- Given task -
Every entry should be repeated exactly. Omit the pictures.

- Provided records -
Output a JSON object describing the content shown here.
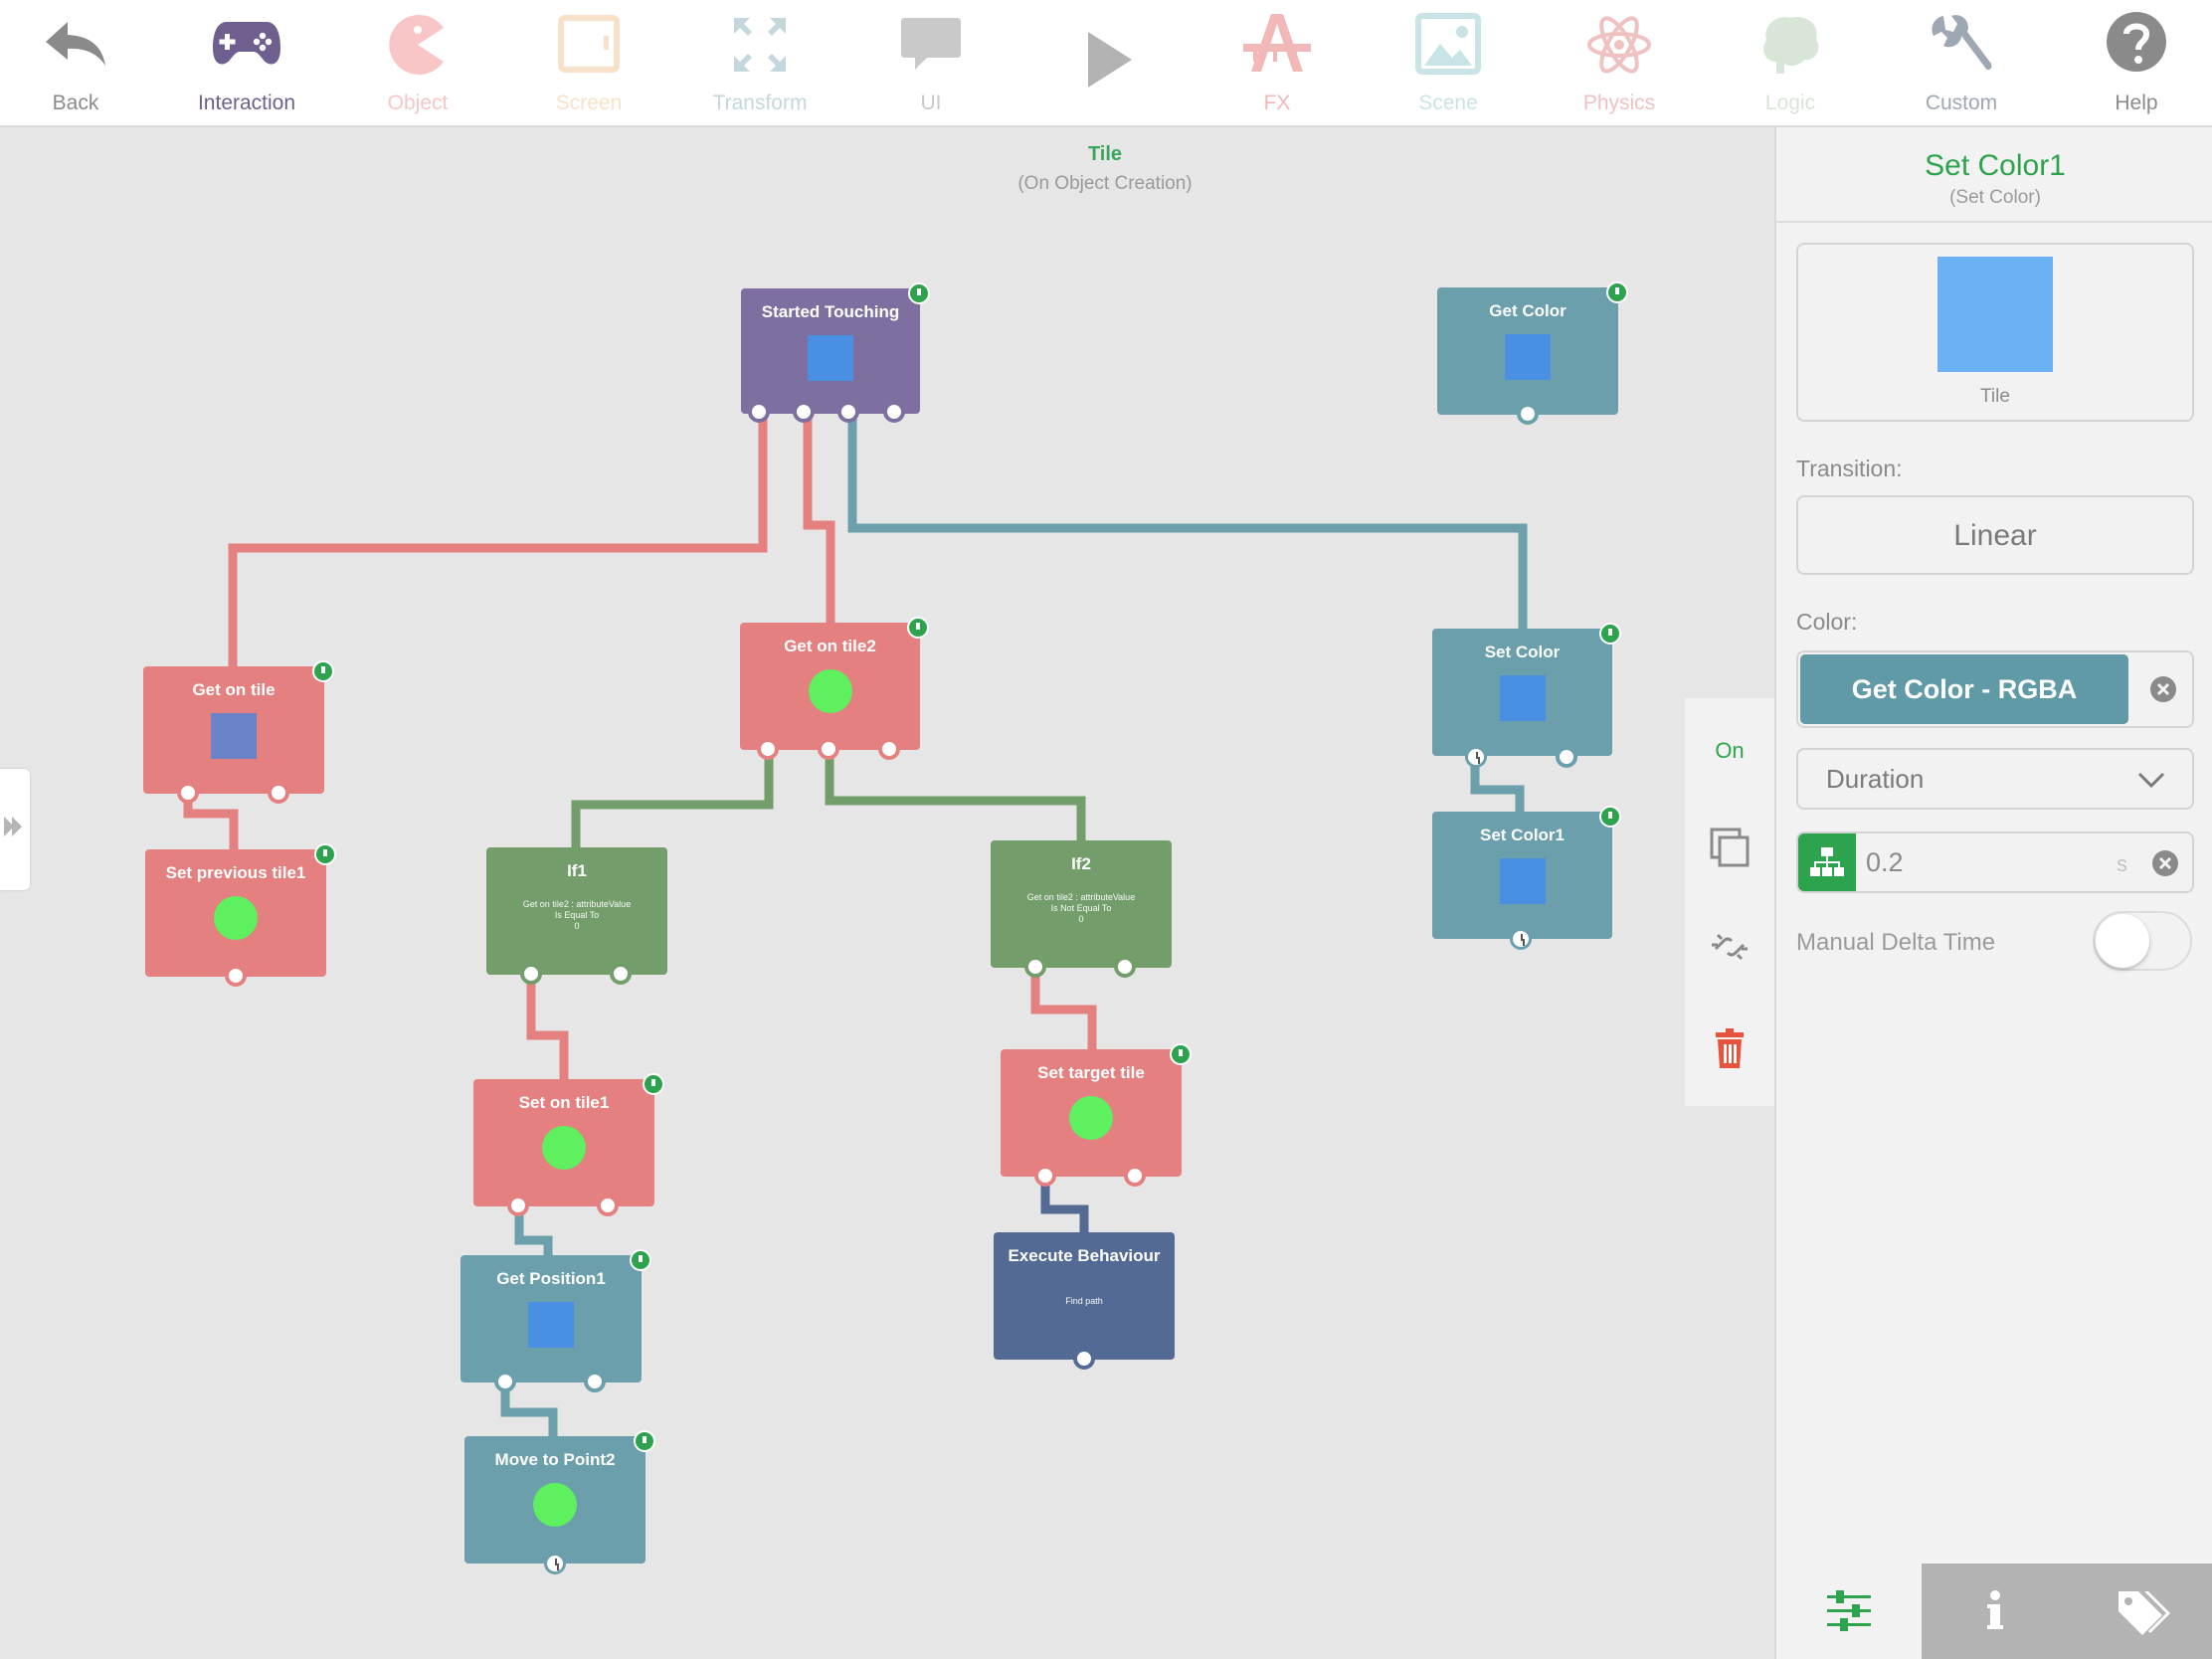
{
  "toolbar": {
    "items": [
      {
        "label": "Back",
        "color": "#8a8a8a"
      },
      {
        "label": "Interaction",
        "color": "#6e5f8e"
      },
      {
        "label": "Object",
        "color": "#f8c6c6"
      },
      {
        "label": "Screen",
        "color": "#f7e2c9"
      },
      {
        "label": "Transform",
        "color": "#c3d7dc"
      },
      {
        "label": "UI",
        "color": "#c9c9c9"
      },
      {
        "label": "FX",
        "color": "#f2b7b7"
      },
      {
        "label": "Scene",
        "color": "#c9e4e6"
      },
      {
        "label": "Physics",
        "color": "#f0c1c1"
      },
      {
        "label": "Logic",
        "color": "#d7e6d7"
      },
      {
        "label": "Custom",
        "color": "#9ea8b3"
      },
      {
        "label": "Help",
        "color": "#8a8a8a"
      }
    ]
  },
  "canvas": {
    "title": "Tile",
    "subtitle": "(On Object Creation)"
  },
  "nodes": {
    "started_touching": {
      "title": "Started Touching"
    },
    "get_color": {
      "title": "Get Color"
    },
    "get_on_tile2": {
      "title": "Get on tile2"
    },
    "set_color": {
      "title": "Set Color"
    },
    "set_color1": {
      "title": "Set Color1"
    },
    "get_on_tile": {
      "title": "Get on tile"
    },
    "set_previous_tile1": {
      "title": "Set previous tile1"
    },
    "if1": {
      "title": "If1",
      "condition": "Get on tile2 : attributeValue\nIs Equal To\n0"
    },
    "if2": {
      "title": "If2",
      "condition": "Get on tile2 : attributeValue\nIs Not Equal To\n0"
    },
    "set_on_tile1": {
      "title": "Set on tile1"
    },
    "set_target_tile": {
      "title": "Set target tile"
    },
    "get_position1": {
      "title": "Get Position1"
    },
    "execute_behaviour": {
      "title": "Execute Behaviour",
      "detail": "Find path"
    },
    "move_to_point2": {
      "title": "Move to Point2"
    }
  },
  "actions": {
    "on_label": "On",
    "copy_icon": "copy-icon",
    "unlink_icon": "unlink-icon",
    "delete_icon": "trash-icon"
  },
  "inspector": {
    "title": "Set Color1",
    "subtitle": "(Set Color)",
    "object_label": "Tile",
    "transition_label": "Transition:",
    "transition_value": "Linear",
    "color_label": "Color:",
    "color_value": "Get Color - RGBA",
    "duration_select": "Duration",
    "duration_value": "0.2",
    "duration_unit": "s",
    "manual_delta_label": "Manual Delta Time",
    "manual_delta_on": false,
    "tabs": [
      "settings-sliders-icon",
      "info-icon",
      "tags-icon"
    ]
  },
  "colors": {
    "accent_green": "#2ea34e",
    "node_red": "#e4807f",
    "node_teal": "#6a9fab",
    "node_green": "#739d6b",
    "node_purple": "#7d6fa0",
    "node_navy": "#536b94"
  }
}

- Finished exercise -
Output a JSON object describing the content shown here.
{
  "toolbar": {
    "items": [
      {
        "label": "Back",
        "color": "#8a8a8a"
      },
      {
        "label": "Interaction",
        "color": "#6e5f8e"
      },
      {
        "label": "Object",
        "color": "#f8c6c6"
      },
      {
        "label": "Screen",
        "color": "#f7e2c9"
      },
      {
        "label": "Transform",
        "color": "#c3d7dc"
      },
      {
        "label": "UI",
        "color": "#c9c9c9"
      },
      {
        "label": "FX",
        "color": "#f2b7b7"
      },
      {
        "label": "Scene",
        "color": "#c9e4e6"
      },
      {
        "label": "Physics",
        "color": "#f0c1c1"
      },
      {
        "label": "Logic",
        "color": "#d7e6d7"
      },
      {
        "label": "Custom",
        "color": "#9ea8b3"
      },
      {
        "label": "Help",
        "color": "#8a8a8a"
      }
    ]
  },
  "canvas": {
    "title": "Tile",
    "subtitle": "(On Object Creation)"
  },
  "nodes": {
    "started_touching": {
      "title": "Started Touching"
    },
    "get_color": {
      "title": "Get Color"
    },
    "get_on_tile2": {
      "title": "Get on tile2"
    },
    "set_color": {
      "title": "Set Color"
    },
    "set_color1": {
      "title": "Set Color1"
    },
    "get_on_tile": {
      "title": "Get on tile"
    },
    "set_previous_tile1": {
      "title": "Set previous tile1"
    },
    "if1": {
      "title": "If1",
      "condition": "Get on tile2 : attributeValue\nIs Equal To\n0"
    },
    "if2": {
      "title": "If2",
      "condition": "Get on tile2 : attributeValue\nIs Not Equal To\n0"
    },
    "set_on_tile1": {
      "title": "Set on tile1"
    },
    "set_target_tile": {
      "title": "Set target tile"
    },
    "get_position1": {
      "title": "Get Position1"
    },
    "execute_behaviour": {
      "title": "Execute Behaviour",
      "detail": "Find path"
    },
    "move_to_point2": {
      "title": "Move to Point2"
    }
  },
  "actions": {
    "on_label": "On",
    "copy_icon": "copy-icon",
    "unlink_icon": "unlink-icon",
    "delete_icon": "trash-icon"
  },
  "inspector": {
    "title": "Set Color1",
    "subtitle": "(Set Color)",
    "object_label": "Tile",
    "transition_label": "Transition:",
    "transition_value": "Linear",
    "color_label": "Color:",
    "color_value": "Get Color - RGBA",
    "duration_select": "Duration",
    "duration_value": "0.2",
    "duration_unit": "s",
    "manual_delta_label": "Manual Delta Time",
    "manual_delta_on": false,
    "tabs": [
      "settings-sliders-icon",
      "info-icon",
      "tags-icon"
    ]
  },
  "colors": {
    "accent_green": "#2ea34e",
    "node_red": "#e4807f",
    "node_teal": "#6a9fab",
    "node_green": "#739d6b",
    "node_purple": "#7d6fa0",
    "node_navy": "#536b94"
  }
}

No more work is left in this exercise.